## Requirement
Find every line below that contains the word "color" and copy it out.

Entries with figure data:
_ _ _

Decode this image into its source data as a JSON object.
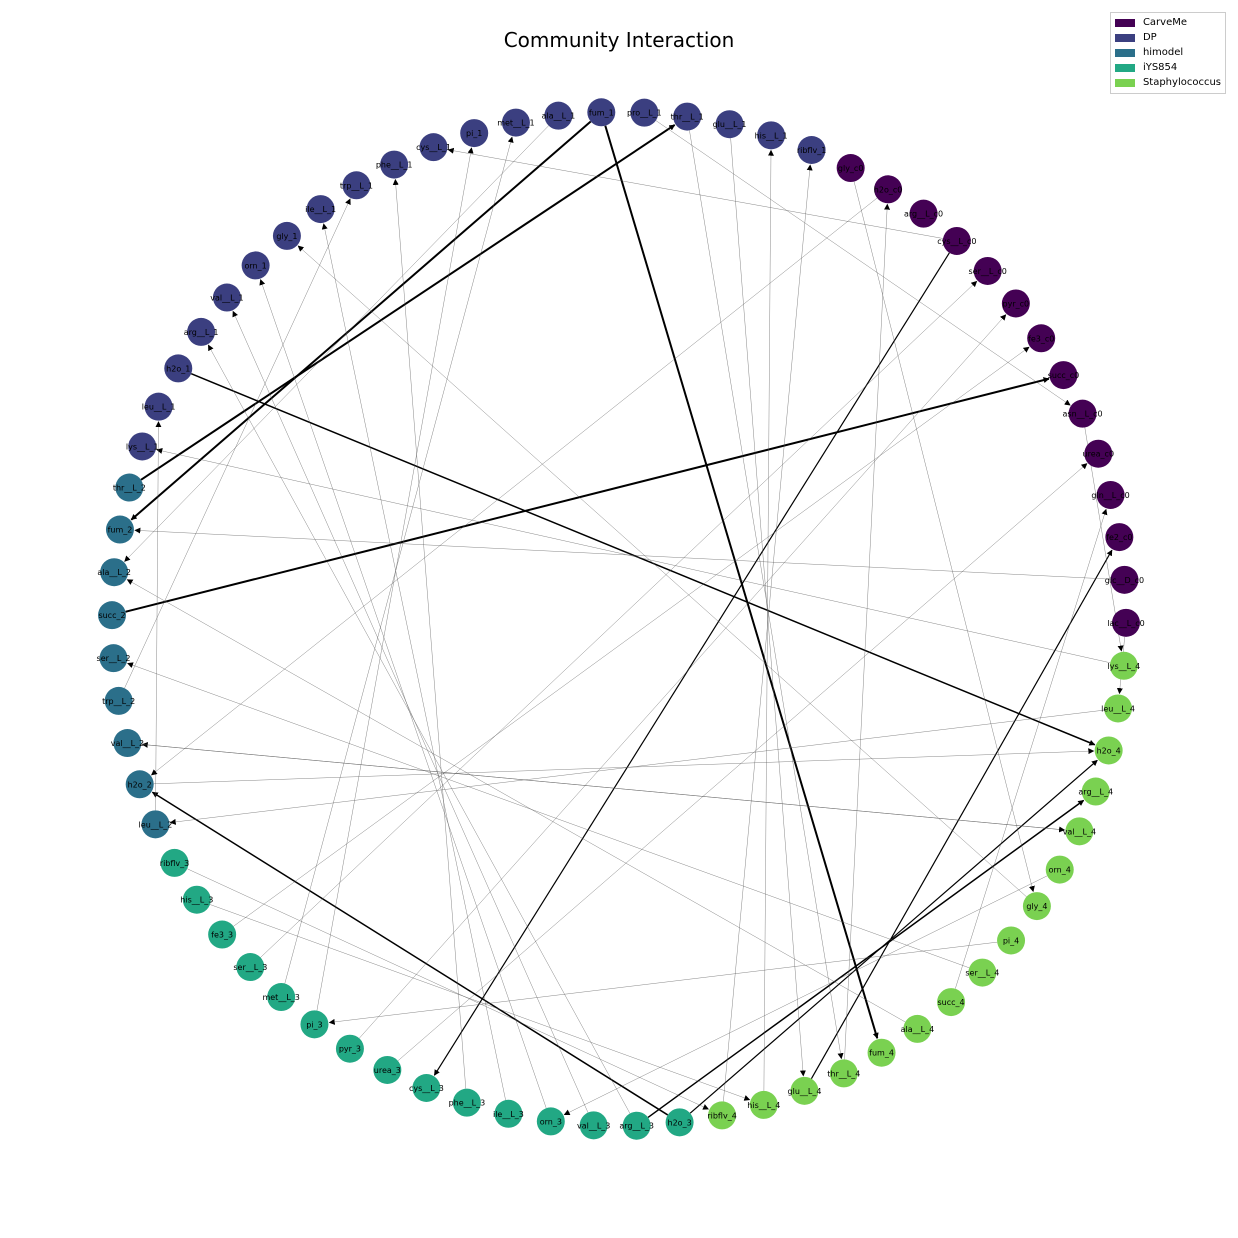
{
  "title": "Community Interaction",
  "legend": [
    {
      "label": "CarveMe",
      "color": "#440154"
    },
    {
      "label": "DP",
      "color": "#3b3f80"
    },
    {
      "label": "himodel",
      "color": "#2b6f8a"
    },
    {
      "label": "iYS854",
      "color": "#22a884"
    },
    {
      "label": "Staphylococcus",
      "color": "#7ad151"
    }
  ],
  "nodes": [
    {
      "id": "fum_1",
      "label": "fum_1",
      "group": 1
    },
    {
      "id": "pro__L_1",
      "label": "pro__L_1",
      "group": 1
    },
    {
      "id": "thr__L_1",
      "label": "thr__L_1",
      "group": 1
    },
    {
      "id": "glu__L_1",
      "label": "glu__L_1",
      "group": 1
    },
    {
      "id": "his__L_1",
      "label": "his__L_1",
      "group": 1
    },
    {
      "id": "ribflv_1",
      "label": "ribflv_1",
      "group": 1
    },
    {
      "id": "c0_1",
      "label": "gly_c0",
      "group": 0
    },
    {
      "id": "c0_2",
      "label": "h2o_c0",
      "group": 0
    },
    {
      "id": "c0_3",
      "label": "arg__L_c0",
      "group": 0
    },
    {
      "id": "c0_4",
      "label": "cys__L_c0",
      "group": 0
    },
    {
      "id": "c0_5",
      "label": "ser__L_c0",
      "group": 0
    },
    {
      "id": "c0_6",
      "label": "pyr_c0",
      "group": 0
    },
    {
      "id": "c0_7",
      "label": "fe3_c0",
      "group": 0
    },
    {
      "id": "c0_8",
      "label": "succ_c0",
      "group": 0
    },
    {
      "id": "c0_9",
      "label": "asn__L_c0",
      "group": 0
    },
    {
      "id": "c0_10",
      "label": "urea_c0",
      "group": 0
    },
    {
      "id": "c0_11",
      "label": "gln__L_c0",
      "group": 0
    },
    {
      "id": "c0_12",
      "label": "fe2_c0",
      "group": 0
    },
    {
      "id": "c0_13",
      "label": "glc__D_c0",
      "group": 0
    },
    {
      "id": "c0_14",
      "label": "lac__L_c0",
      "group": 0
    },
    {
      "id": "lys__L_4",
      "label": "lys__L_4",
      "group": 4
    },
    {
      "id": "leu__L_4",
      "label": "leu__L_4",
      "group": 4
    },
    {
      "id": "h2o_4",
      "label": "h2o_4",
      "group": 4
    },
    {
      "id": "arg__L_4",
      "label": "arg__L_4",
      "group": 4
    },
    {
      "id": "val__L_4",
      "label": "val__L_4",
      "group": 4
    },
    {
      "id": "orn_4",
      "label": "orn_4",
      "group": 4
    },
    {
      "id": "gly_4",
      "label": "gly_4",
      "group": 4
    },
    {
      "id": "pi_4",
      "label": "pi_4",
      "group": 4
    },
    {
      "id": "ser__L_4",
      "label": "ser__L_4",
      "group": 4
    },
    {
      "id": "succ_4",
      "label": "succ_4",
      "group": 4
    },
    {
      "id": "ala__L_4",
      "label": "ala__L_4",
      "group": 4
    },
    {
      "id": "fum_4",
      "label": "fum_4",
      "group": 4
    },
    {
      "id": "thr__L_4",
      "label": "thr__L_4",
      "group": 4
    },
    {
      "id": "glu__L_4",
      "label": "glu__L_4",
      "group": 4
    },
    {
      "id": "his__L_4",
      "label": "his__L_4",
      "group": 4
    },
    {
      "id": "ribflv_4",
      "label": "ribflv_4",
      "group": 4
    },
    {
      "id": "h2o_3",
      "label": "h2o_3",
      "group": 3
    },
    {
      "id": "arg__L_3",
      "label": "arg__L_3",
      "group": 3
    },
    {
      "id": "val__L_3",
      "label": "val__L_3",
      "group": 3
    },
    {
      "id": "orn_3",
      "label": "orn_3",
      "group": 3
    },
    {
      "id": "ile__L_3",
      "label": "ile__L_3",
      "group": 3
    },
    {
      "id": "phe__L_3",
      "label": "phe__L_3",
      "group": 3
    },
    {
      "id": "cys__L_3",
      "label": "cys__L_3",
      "group": 3
    },
    {
      "id": "urea_3",
      "label": "urea_3",
      "group": 3
    },
    {
      "id": "pyr_3",
      "label": "pyr_3",
      "group": 3
    },
    {
      "id": "pi_3",
      "label": "pi_3",
      "group": 3
    },
    {
      "id": "met__L_3",
      "label": "met__L_3",
      "group": 3
    },
    {
      "id": "ser__L_3",
      "label": "ser__L_3",
      "group": 3
    },
    {
      "id": "fe3_3",
      "label": "fe3_3",
      "group": 3
    },
    {
      "id": "his__L_3",
      "label": "his__L_3",
      "group": 3
    },
    {
      "id": "ribflv_3",
      "label": "ribflv_3",
      "group": 3
    },
    {
      "id": "leu__L_2",
      "label": "leu__L_2",
      "group": 2
    },
    {
      "id": "h2o_2",
      "label": "h2o_2",
      "group": 2
    },
    {
      "id": "val__L_2",
      "label": "val__L_2",
      "group": 2
    },
    {
      "id": "trp__L_2",
      "label": "trp__L_2",
      "group": 2
    },
    {
      "id": "ser__L_2",
      "label": "ser__L_2",
      "group": 2
    },
    {
      "id": "succ_2",
      "label": "succ_2",
      "group": 2
    },
    {
      "id": "ala__L_2",
      "label": "ala__L_2",
      "group": 2
    },
    {
      "id": "fum_2",
      "label": "fum_2",
      "group": 2
    },
    {
      "id": "thr__L_2",
      "label": "thr__L_2",
      "group": 2
    },
    {
      "id": "lys__L_1",
      "label": "lys__L_1",
      "group": 1
    },
    {
      "id": "leu__L_1",
      "label": "leu__L_1",
      "group": 1
    },
    {
      "id": "h2o_1",
      "label": "h2o_1",
      "group": 1
    },
    {
      "id": "arg__L_1",
      "label": "arg__L_1",
      "group": 1
    },
    {
      "id": "val__L_1",
      "label": "val__L_1",
      "group": 1
    },
    {
      "id": "orn_1",
      "label": "orn_1",
      "group": 1
    },
    {
      "id": "gly_1",
      "label": "gly_1",
      "group": 1
    },
    {
      "id": "ile__L_1",
      "label": "ile__L_1",
      "group": 1
    },
    {
      "id": "trp__L_1",
      "label": "trp__L_1",
      "group": 1
    },
    {
      "id": "phe__L_1",
      "label": "phe__L_1",
      "group": 1
    },
    {
      "id": "cys__L_1",
      "label": "cys__L_1",
      "group": 1
    },
    {
      "id": "pi_1",
      "label": "pi_1",
      "group": 1
    },
    {
      "id": "met__L_1",
      "label": "met__L_1",
      "group": 1
    },
    {
      "id": "ala__L_1",
      "label": "ala__L_1",
      "group": 1
    }
  ],
  "edges": [
    [
      "fum_1",
      "fum_2",
      2
    ],
    [
      "thr__L_2",
      "thr__L_1",
      2
    ],
    [
      "fum_1",
      "fum_4",
      2
    ],
    [
      "h2o_1",
      "h2o_4",
      1.5
    ],
    [
      "succ_2",
      "c0_8",
      2
    ],
    [
      "h2o_3",
      "h2o_2",
      1.5
    ],
    [
      "arg__L_3",
      "arg__L_4",
      1.5
    ],
    [
      "h2o_3",
      "h2o_4",
      1.2
    ],
    [
      "glu__L_4",
      "c0_12",
      1.2
    ],
    [
      "c0_4",
      "cys__L_3",
      1.2
    ],
    [
      "c0_4",
      "cys__L_1",
      0.8
    ],
    [
      "thr__L_4",
      "c0_2",
      0.4
    ],
    [
      "his__L_4",
      "his__L_1",
      0.4
    ],
    [
      "ribflv_4",
      "ribflv_1",
      0.4
    ],
    [
      "ala__L_4",
      "ala__L_2",
      0.4
    ],
    [
      "ser__L_4",
      "ser__L_2",
      0.4
    ],
    [
      "pi_4",
      "pi_3",
      0.4
    ],
    [
      "gly_4",
      "gly_1",
      0.4
    ],
    [
      "orn_4",
      "orn_3",
      0.4
    ],
    [
      "val__L_4",
      "val__L_2",
      0.4
    ],
    [
      "leu__L_4",
      "leu__L_2",
      0.4
    ],
    [
      "lys__L_4",
      "lys__L_1",
      0.4
    ],
    [
      "succ_4",
      "c0_11",
      0.4
    ],
    [
      "ser__L_3",
      "c0_5",
      0.4
    ],
    [
      "fe3_3",
      "c0_7",
      0.4
    ],
    [
      "pyr_3",
      "c0_6",
      0.4
    ],
    [
      "urea_3",
      "c0_10",
      0.4
    ],
    [
      "val__L_3",
      "val__L_1",
      0.4
    ],
    [
      "ile__L_3",
      "ile__L_1",
      0.4
    ],
    [
      "phe__L_3",
      "phe__L_1",
      0.4
    ],
    [
      "met__L_3",
      "met__L_1",
      0.4
    ],
    [
      "pi_3",
      "pi_1",
      0.4
    ],
    [
      "his__L_3",
      "his__L_4",
      0.4
    ],
    [
      "ribflv_3",
      "ribflv_4",
      0.4
    ],
    [
      "orn_3",
      "orn_1",
      0.4
    ],
    [
      "arg__L_3",
      "arg__L_1",
      0.4
    ],
    [
      "val__L_2",
      "val__L_4",
      0.4
    ],
    [
      "trp__L_2",
      "trp__L_1",
      0.4
    ],
    [
      "leu__L_2",
      "leu__L_1",
      0.4
    ],
    [
      "ala__L_1",
      "ala__L_2",
      0.4
    ],
    [
      "glu__L_1",
      "glu__L_4",
      0.4
    ],
    [
      "pro__L_1",
      "c0_9",
      0.4
    ],
    [
      "thr__L_1",
      "thr__L_4",
      0.4
    ],
    [
      "c0_3",
      "arg__L_2",
      0.4
    ],
    [
      "c0_13",
      "fum_2",
      0.4
    ],
    [
      "c0_2",
      "h2o_2",
      0.4
    ],
    [
      "c0_1",
      "gly_4",
      0.4
    ],
    [
      "c0_14",
      "leu__L_4",
      0.4
    ],
    [
      "h2o_2",
      "h2o_4",
      0.4
    ],
    [
      "ser__L_1",
      "ser__L_2",
      0.4
    ],
    [
      "c0_9",
      "lys__L_4",
      0.4
    ]
  ]
}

_ _ _

## Right answer
      "color": "#440154"
      "color": "#3b3f80"
      "color": "#2b6f8a"
      "color": "#22a884"
      "color": "#7ad151"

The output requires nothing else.